** Start **

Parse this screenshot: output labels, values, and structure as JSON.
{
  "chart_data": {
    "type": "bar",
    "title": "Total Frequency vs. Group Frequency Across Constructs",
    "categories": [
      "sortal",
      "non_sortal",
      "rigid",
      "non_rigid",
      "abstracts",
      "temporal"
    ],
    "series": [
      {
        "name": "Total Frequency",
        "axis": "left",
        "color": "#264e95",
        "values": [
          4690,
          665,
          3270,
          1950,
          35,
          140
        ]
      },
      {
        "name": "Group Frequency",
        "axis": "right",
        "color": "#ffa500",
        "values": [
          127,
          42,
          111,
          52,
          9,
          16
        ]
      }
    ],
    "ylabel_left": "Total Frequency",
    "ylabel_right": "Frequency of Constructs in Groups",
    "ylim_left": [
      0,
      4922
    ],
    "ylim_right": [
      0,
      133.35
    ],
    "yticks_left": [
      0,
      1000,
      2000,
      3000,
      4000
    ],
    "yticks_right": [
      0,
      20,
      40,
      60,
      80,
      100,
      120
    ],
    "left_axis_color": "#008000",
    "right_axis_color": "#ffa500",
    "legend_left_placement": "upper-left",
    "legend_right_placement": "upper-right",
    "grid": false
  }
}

** End **

_Job:_
List each line holding the string "Frequency".

_Output:_
    "title": "Total Frequency vs. Group Frequency Across Constructs",
        "name": "Total Frequency",
        "name": "Group Frequency",
    "ylabel_left": "Total Frequency",
    "ylabel_right": "Frequency of Constructs in Groups",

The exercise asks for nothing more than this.